## Work to be completed
Select and copy out every line in the records containing "close".

## Given entries

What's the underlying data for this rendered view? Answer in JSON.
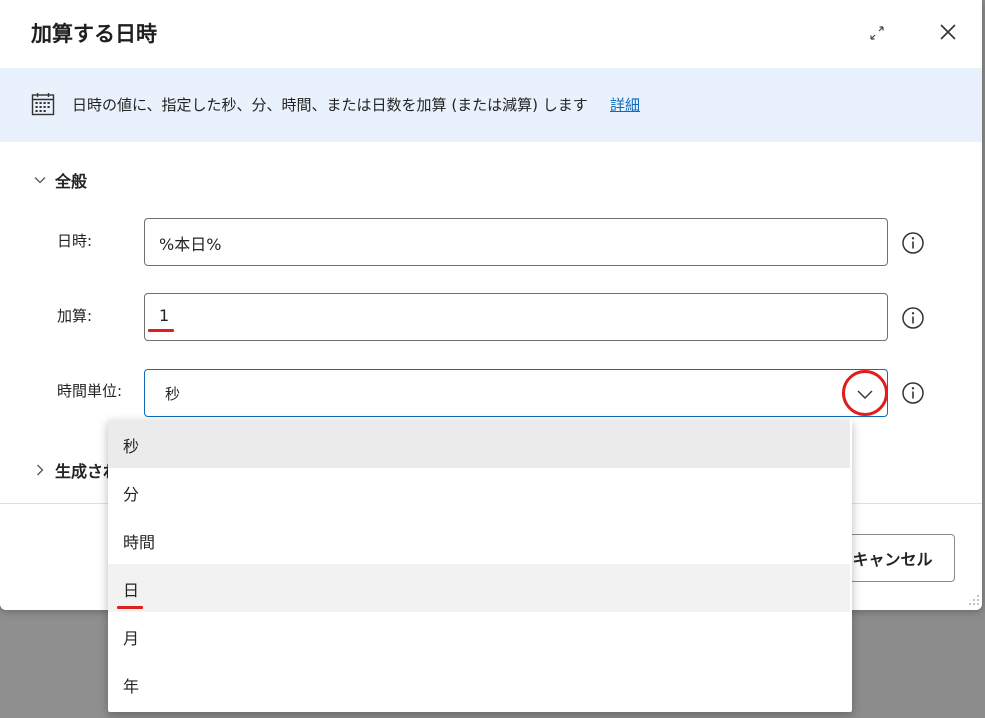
{
  "dialog": {
    "title": "加算する日時",
    "description": "日時の値に、指定した秒、分、時間、または日数を加算 (または減算) します",
    "details_link": "詳細"
  },
  "sections": {
    "general_label": "全般",
    "generated_label": "生成され"
  },
  "fields": {
    "datetime": {
      "label": "日時:",
      "value": "%本日%"
    },
    "add": {
      "label": "加算:",
      "value": "1"
    },
    "time_unit": {
      "label": "時間単位:",
      "value": "秒"
    }
  },
  "dropdown": {
    "options": [
      "秒",
      "分",
      "時間",
      "日",
      "月",
      "年"
    ],
    "selected": "秒",
    "highlighted": "日"
  },
  "footer": {
    "cancel_label": "キャンセル"
  },
  "colors": {
    "accent": "#0f6cbd",
    "info_bar": "#e8f1fc",
    "annotation_red": "#e01e1e"
  },
  "icons": {
    "expand": "expand-icon",
    "close": "close-icon",
    "calendar": "calendar-icon",
    "info": "info-icon",
    "chevron_down": "chevron-down-icon",
    "chevron_right": "chevron-right-icon"
  }
}
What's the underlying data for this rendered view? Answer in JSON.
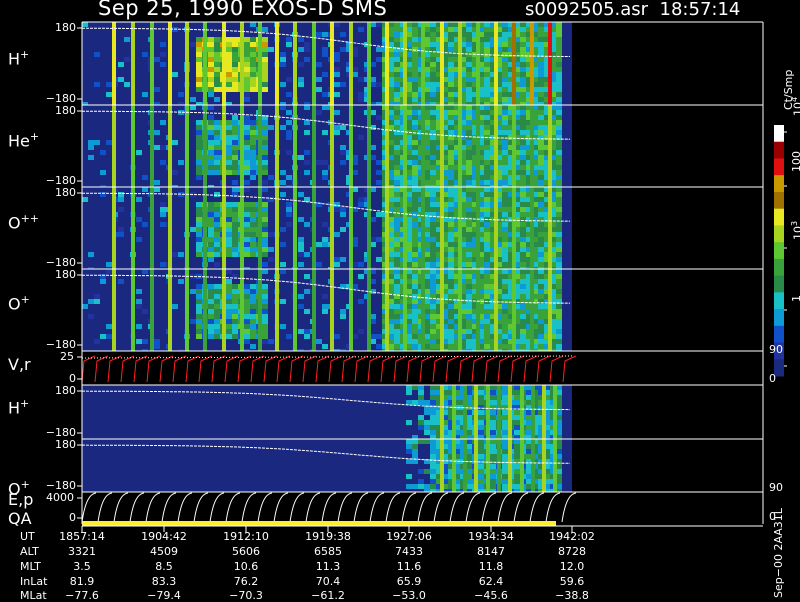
{
  "header": {
    "title": "Sep 25, 1990   EXOS-D SMS",
    "file": "s0092505.asr",
    "time": "18:57:14"
  },
  "colorbar": {
    "label": "Ct/Smp",
    "ticks": [
      "10",
      "100",
      "10",
      "1"
    ],
    "ticks_sup": [
      "4",
      "",
      "3",
      ""
    ],
    "tick_values": [
      10000,
      100,
      10,
      1
    ]
  },
  "panels": [
    {
      "label": "H",
      "sup": "+",
      "ytop": "180",
      "ybot": "−180"
    },
    {
      "label": "He",
      "sup": "+",
      "ytop": "180",
      "ybot": "−180"
    },
    {
      "label": "O",
      "sup": "++",
      "ytop": "180",
      "ybot": "−180"
    },
    {
      "label": "O",
      "sup": "+",
      "ytop": "180",
      "ybot": "−180"
    },
    {
      "label": "V,r",
      "sup": "",
      "ytop": "25",
      "ybot": "0",
      "rtop": "90",
      "rbot": "0"
    },
    {
      "label": "H",
      "sup": "+",
      "ytop": "180",
      "ybot": "−180"
    },
    {
      "label": "O",
      "sup": "+",
      "ytop": "180",
      "ybot": "−180"
    },
    {
      "label": "E,p",
      "sup": "",
      "ytop": "4000",
      "ybot": "0",
      "rtop": "90",
      "rbot": "0"
    }
  ],
  "qa_label": "QA",
  "time_table": {
    "rows": [
      {
        "label": "UT",
        "values": [
          "1857:14",
          "1904:42",
          "1912:10",
          "1919:38",
          "1927:06",
          "1934:34",
          "1942:02"
        ]
      },
      {
        "label": "ALT",
        "values": [
          "3321",
          "4509",
          "5606",
          "6585",
          "7433",
          "8147",
          "8728"
        ]
      },
      {
        "label": "MLT",
        "values": [
          "3.5",
          "8.5",
          "10.6",
          "11.3",
          "11.6",
          "11.8",
          "12.0"
        ]
      },
      {
        "label": "InLat",
        "values": [
          "81.9",
          "83.3",
          "76.2",
          "70.4",
          "65.9",
          "62.4",
          "59.6"
        ]
      },
      {
        "label": "MLat",
        "values": [
          "−77.6",
          "−79.4",
          "−70.3",
          "−61.2",
          "−53.0",
          "−45.6",
          "−38.8"
        ]
      }
    ]
  },
  "footer": "Sep−00  2AA31L",
  "chart_data": {
    "type": "heatmap",
    "title": "Sep 25, 1990   EXOS-D SMS",
    "x": [
      "1857:14",
      "1904:42",
      "1912:10",
      "1919:38",
      "1927:06",
      "1934:34",
      "1942:02"
    ],
    "xlabel": "UT",
    "scale": "log",
    "colorbar_range": [
      1,
      10000
    ],
    "colorbar_label": "Ct/Smp",
    "series": [
      {
        "name": "H+",
        "ylim": [
          -180,
          180
        ]
      },
      {
        "name": "He+",
        "ylim": [
          -180,
          180
        ]
      },
      {
        "name": "O++",
        "ylim": [
          -180,
          180
        ]
      },
      {
        "name": "O+",
        "ylim": [
          -180,
          180
        ]
      },
      {
        "name": "V,r",
        "ylim": [
          0,
          25
        ],
        "right_ylim": [
          0,
          90
        ]
      },
      {
        "name": "H+",
        "ylim": [
          -180,
          180
        ]
      },
      {
        "name": "O+",
        "ylim": [
          -180,
          180
        ]
      },
      {
        "name": "E,p",
        "ylim": [
          0,
          4000
        ],
        "right_ylim": [
          0,
          90
        ]
      }
    ]
  }
}
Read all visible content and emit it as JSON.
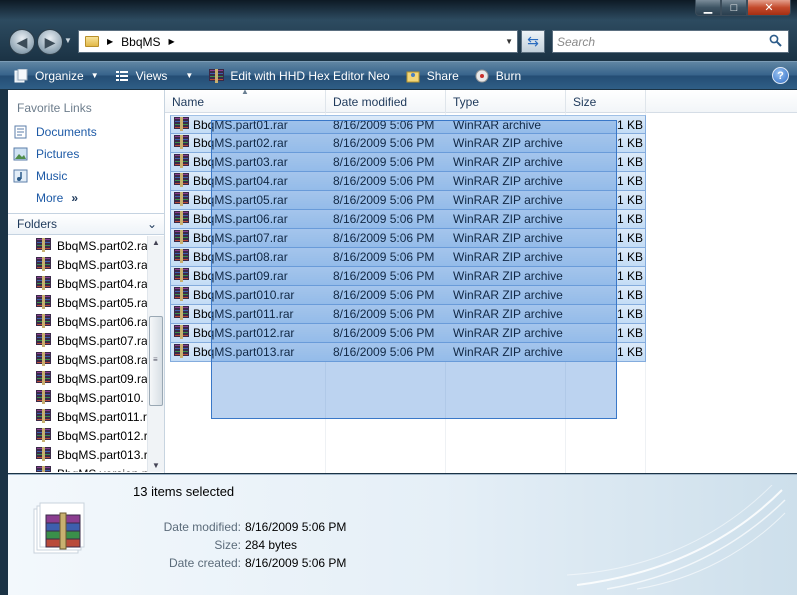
{
  "window": {
    "minimize_icon": "minimize-icon",
    "maximize_icon": "maximize-icon",
    "close_icon": "close-icon"
  },
  "address": {
    "path": "BbqMS"
  },
  "search": {
    "placeholder": "Search"
  },
  "toolbar": {
    "organize": "Organize",
    "views": "Views",
    "hex": "Edit with HHD Hex Editor Neo",
    "share": "Share",
    "burn": "Burn"
  },
  "nav": {
    "favorites_header": "Favorite Links",
    "favorites": [
      "Documents",
      "Pictures",
      "Music",
      "More"
    ],
    "folders_header": "Folders",
    "tree": [
      "BbqMS.part02.ra",
      "BbqMS.part03.ra",
      "BbqMS.part04.ra",
      "BbqMS.part05.ra",
      "BbqMS.part06.ra",
      "BbqMS.part07.ra",
      "BbqMS.part08.ra",
      "BbqMS.part09.ra",
      "BbqMS.part010.",
      "BbqMS.part011.r",
      "BbqMS.part012.r",
      "BbqMS.part013.r",
      "BbqMS.version.n"
    ]
  },
  "columns": [
    "Name",
    "Date modified",
    "Type",
    "Size"
  ],
  "files": [
    {
      "name": "BbqMS.part01.rar",
      "date": "8/16/2009 5:06 PM",
      "type": "WinRAR archive",
      "size": "1 KB"
    },
    {
      "name": "BbqMS.part02.rar",
      "date": "8/16/2009 5:06 PM",
      "type": "WinRAR ZIP archive",
      "size": "1 KB"
    },
    {
      "name": "BbqMS.part03.rar",
      "date": "8/16/2009 5:06 PM",
      "type": "WinRAR ZIP archive",
      "size": "1 KB"
    },
    {
      "name": "BbqMS.part04.rar",
      "date": "8/16/2009 5:06 PM",
      "type": "WinRAR ZIP archive",
      "size": "1 KB"
    },
    {
      "name": "BbqMS.part05.rar",
      "date": "8/16/2009 5:06 PM",
      "type": "WinRAR ZIP archive",
      "size": "1 KB"
    },
    {
      "name": "BbqMS.part06.rar",
      "date": "8/16/2009 5:06 PM",
      "type": "WinRAR ZIP archive",
      "size": "1 KB"
    },
    {
      "name": "BbqMS.part07.rar",
      "date": "8/16/2009 5:06 PM",
      "type": "WinRAR ZIP archive",
      "size": "1 KB"
    },
    {
      "name": "BbqMS.part08.rar",
      "date": "8/16/2009 5:06 PM",
      "type": "WinRAR ZIP archive",
      "size": "1 KB"
    },
    {
      "name": "BbqMS.part09.rar",
      "date": "8/16/2009 5:06 PM",
      "type": "WinRAR ZIP archive",
      "size": "1 KB"
    },
    {
      "name": "BbqMS.part010.rar",
      "date": "8/16/2009 5:06 PM",
      "type": "WinRAR ZIP archive",
      "size": "1 KB"
    },
    {
      "name": "BbqMS.part011.rar",
      "date": "8/16/2009 5:06 PM",
      "type": "WinRAR ZIP archive",
      "size": "1 KB"
    },
    {
      "name": "BbqMS.part012.rar",
      "date": "8/16/2009 5:06 PM",
      "type": "WinRAR ZIP archive",
      "size": "1 KB"
    },
    {
      "name": "BbqMS.part013.rar",
      "date": "8/16/2009 5:06 PM",
      "type": "WinRAR ZIP archive",
      "size": "1 KB"
    }
  ],
  "details": {
    "selected": "13 items selected",
    "date_modified_label": "Date modified:",
    "date_modified": "8/16/2009 5:06 PM",
    "size_label": "Size:",
    "size": "284 bytes",
    "date_created_label": "Date created:",
    "date_created": "8/16/2009 5:06 PM"
  },
  "colors": {
    "selection": "#c3dcf5",
    "selection_border": "#84acdd",
    "toolbar": "#36628a",
    "link": "#1d5aa6"
  }
}
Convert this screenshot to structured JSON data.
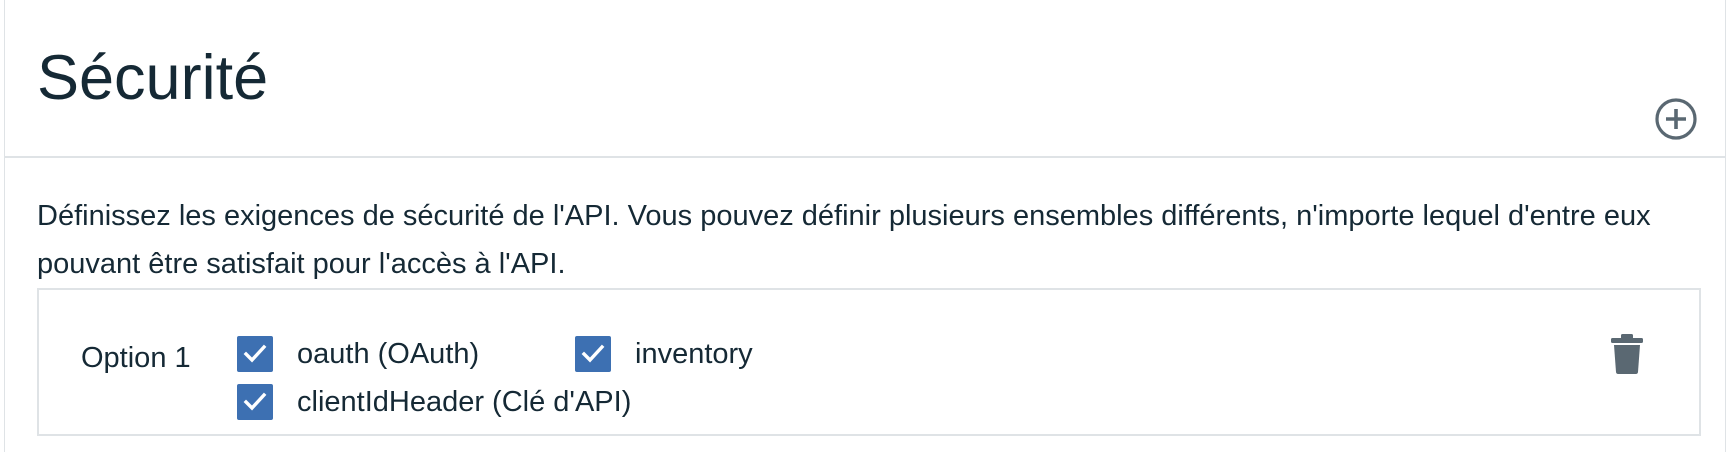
{
  "section": {
    "title": "Sécurité",
    "description": "Définissez les exigences de sécurité de l'API. Vous pouvez définir plusieurs ensembles différents, n'importe lequel d'entre eux pouvant être satisfait pour l'accès à l'API."
  },
  "options": [
    {
      "label": "Option 1",
      "schemes": [
        {
          "label": "oauth (OAuth)",
          "checked": true
        },
        {
          "label": "inventory",
          "checked": true
        },
        {
          "label": "clientIdHeader (Clé d'API)",
          "checked": true
        }
      ]
    }
  ],
  "icons": {
    "add": "add-circle-icon",
    "delete": "trash-icon",
    "check": "checkmark-icon"
  },
  "colors": {
    "checkbox_fill": "#3d70b2",
    "text": "#152935",
    "icon": "#5a6872",
    "border": "#dfe3e6"
  }
}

## Reply
    "close": "close-icon",
    "close_icon": "close-icon"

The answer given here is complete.